[start Dataset excerpts]
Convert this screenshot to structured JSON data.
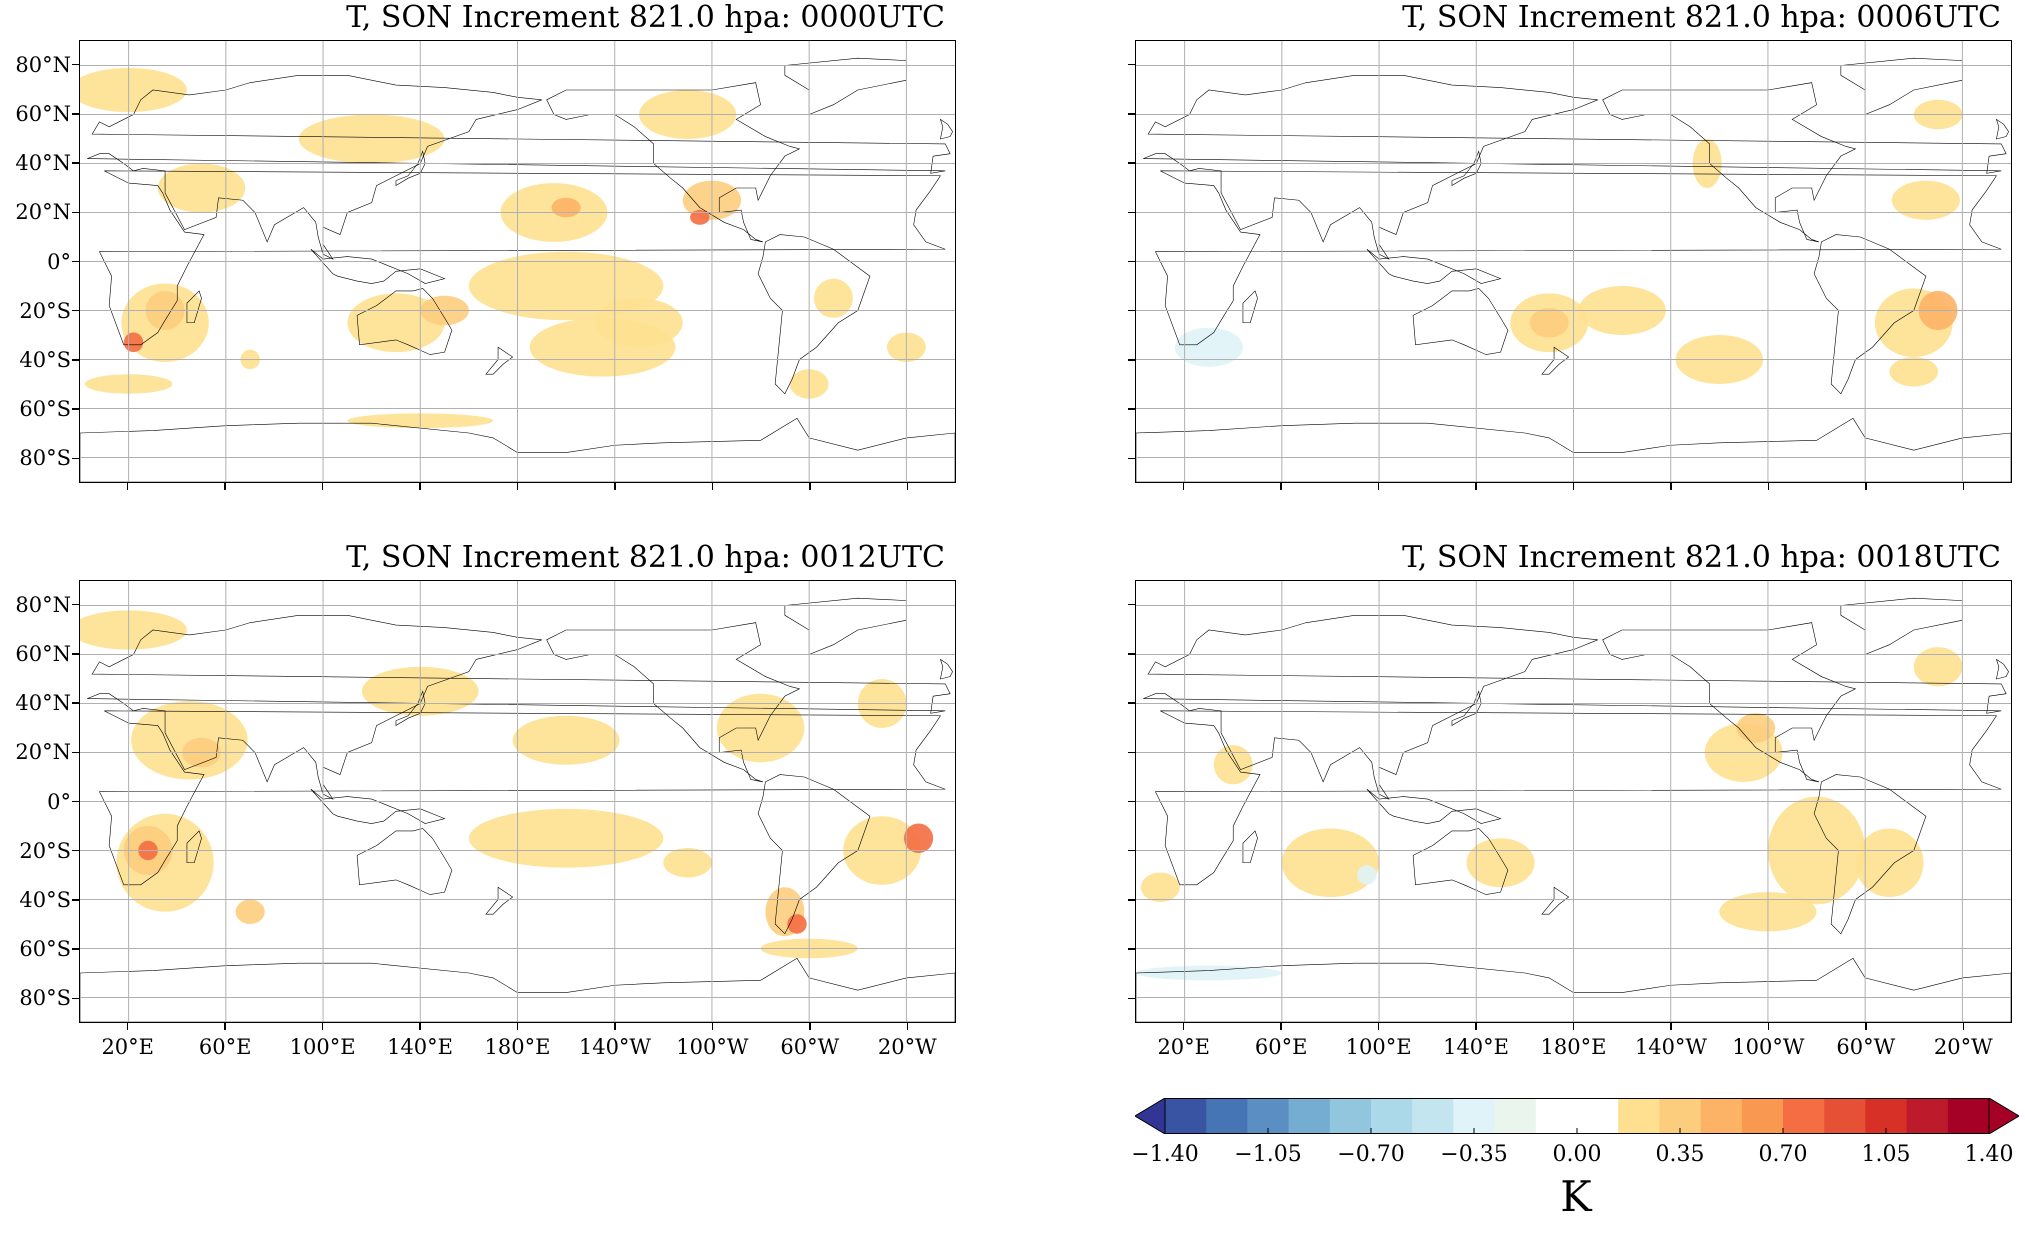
{
  "panels": [
    {
      "title": "T, SON Increment 821.0 hpa: 0000UTC",
      "show_lat_labels": true,
      "show_lon_labels": false
    },
    {
      "title": "T, SON Increment 821.0 hpa: 0006UTC",
      "show_lat_labels": false,
      "show_lon_labels": false
    },
    {
      "title": "T, SON Increment 821.0 hpa: 0012UTC",
      "show_lat_labels": true,
      "show_lon_labels": true
    },
    {
      "title": "T, SON Increment 821.0 hpa: 0018UTC",
      "show_lat_labels": false,
      "show_lon_labels": true
    }
  ],
  "lat_labels": [
    "80°N",
    "60°N",
    "40°N",
    "20°N",
    "0°",
    "20°S",
    "40°S",
    "60°S",
    "80°S"
  ],
  "lat_values": [
    80,
    60,
    40,
    20,
    0,
    -20,
    -40,
    -60,
    -80
  ],
  "lon_labels": [
    "20°E",
    "60°E",
    "100°E",
    "140°E",
    "180°E",
    "140°W",
    "100°W",
    "60°W",
    "20°W"
  ],
  "lon_values": [
    20,
    60,
    100,
    140,
    180,
    220,
    260,
    300,
    340
  ],
  "map_extent": {
    "lon_min": 0,
    "lon_max": 360,
    "lat_min": -90,
    "lat_max": 90,
    "central_longitude": 180
  },
  "colorbar": {
    "unit": "K",
    "tick_labels": [
      "−1.40",
      "−1.05",
      "−0.70",
      "−0.35",
      "0.00",
      "0.35",
      "0.70",
      "1.05",
      "1.40"
    ],
    "tick_values": [
      -1.4,
      -1.05,
      -0.7,
      -0.35,
      0.0,
      0.35,
      0.7,
      1.05,
      1.4
    ],
    "colors": [
      "#313695",
      "#3a54a4",
      "#4575b4",
      "#5b8fc4",
      "#74add1",
      "#92c5de",
      "#abd9e9",
      "#c3e5ef",
      "#e0f3f8",
      "#eaf5ee",
      "#ffffff",
      "#ffffff",
      "#fee090",
      "#fdcd7e",
      "#fdb366",
      "#f9984f",
      "#f46d43",
      "#e65035",
      "#d73027",
      "#bd1b2b",
      "#a50026",
      "#a50026"
    ],
    "extend": "both"
  }
}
[end Dataset excerpts]
**What this task involves**
Images should not appear in the copy; retype the listing above exactly.

**Output for this exercise**
Convert this screenshot to structured JSON data.
{
  "panels": [
    {
      "title": "T, SON Increment 821.0 hpa: 0000UTC",
      "show_lat_labels": true,
      "show_lon_labels": false
    },
    {
      "title": "T, SON Increment 821.0 hpa: 0006UTC",
      "show_lat_labels": false,
      "show_lon_labels": false
    },
    {
      "title": "T, SON Increment 821.0 hpa: 0012UTC",
      "show_lat_labels": true,
      "show_lon_labels": true
    },
    {
      "title": "T, SON Increment 821.0 hpa: 0018UTC",
      "show_lat_labels": false,
      "show_lon_labels": true
    }
  ],
  "lat_labels": [
    "80°N",
    "60°N",
    "40°N",
    "20°N",
    "0°",
    "20°S",
    "40°S",
    "60°S",
    "80°S"
  ],
  "lat_values": [
    80,
    60,
    40,
    20,
    0,
    -20,
    -40,
    -60,
    -80
  ],
  "lon_labels": [
    "20°E",
    "60°E",
    "100°E",
    "140°E",
    "180°E",
    "140°W",
    "100°W",
    "60°W",
    "20°W"
  ],
  "lon_values": [
    20,
    60,
    100,
    140,
    180,
    220,
    260,
    300,
    340
  ],
  "map_extent": {
    "lon_min": 0,
    "lon_max": 360,
    "lat_min": -90,
    "lat_max": 90,
    "central_longitude": 180
  },
  "colorbar": {
    "unit": "K",
    "tick_labels": [
      "−1.40",
      "−1.05",
      "−0.70",
      "−0.35",
      "0.00",
      "0.35",
      "0.70",
      "1.05",
      "1.40"
    ],
    "tick_values": [
      -1.4,
      -1.05,
      -0.7,
      -0.35,
      0.0,
      0.35,
      0.7,
      1.05,
      1.4
    ],
    "colors": [
      "#313695",
      "#3a54a4",
      "#4575b4",
      "#5b8fc4",
      "#74add1",
      "#92c5de",
      "#abd9e9",
      "#c3e5ef",
      "#e0f3f8",
      "#eaf5ee",
      "#ffffff",
      "#ffffff",
      "#fee090",
      "#fdcd7e",
      "#fdb366",
      "#f9984f",
      "#f46d43",
      "#e65035",
      "#d73027",
      "#bd1b2b",
      "#a50026",
      "#a50026"
    ],
    "extend": "both"
  }
}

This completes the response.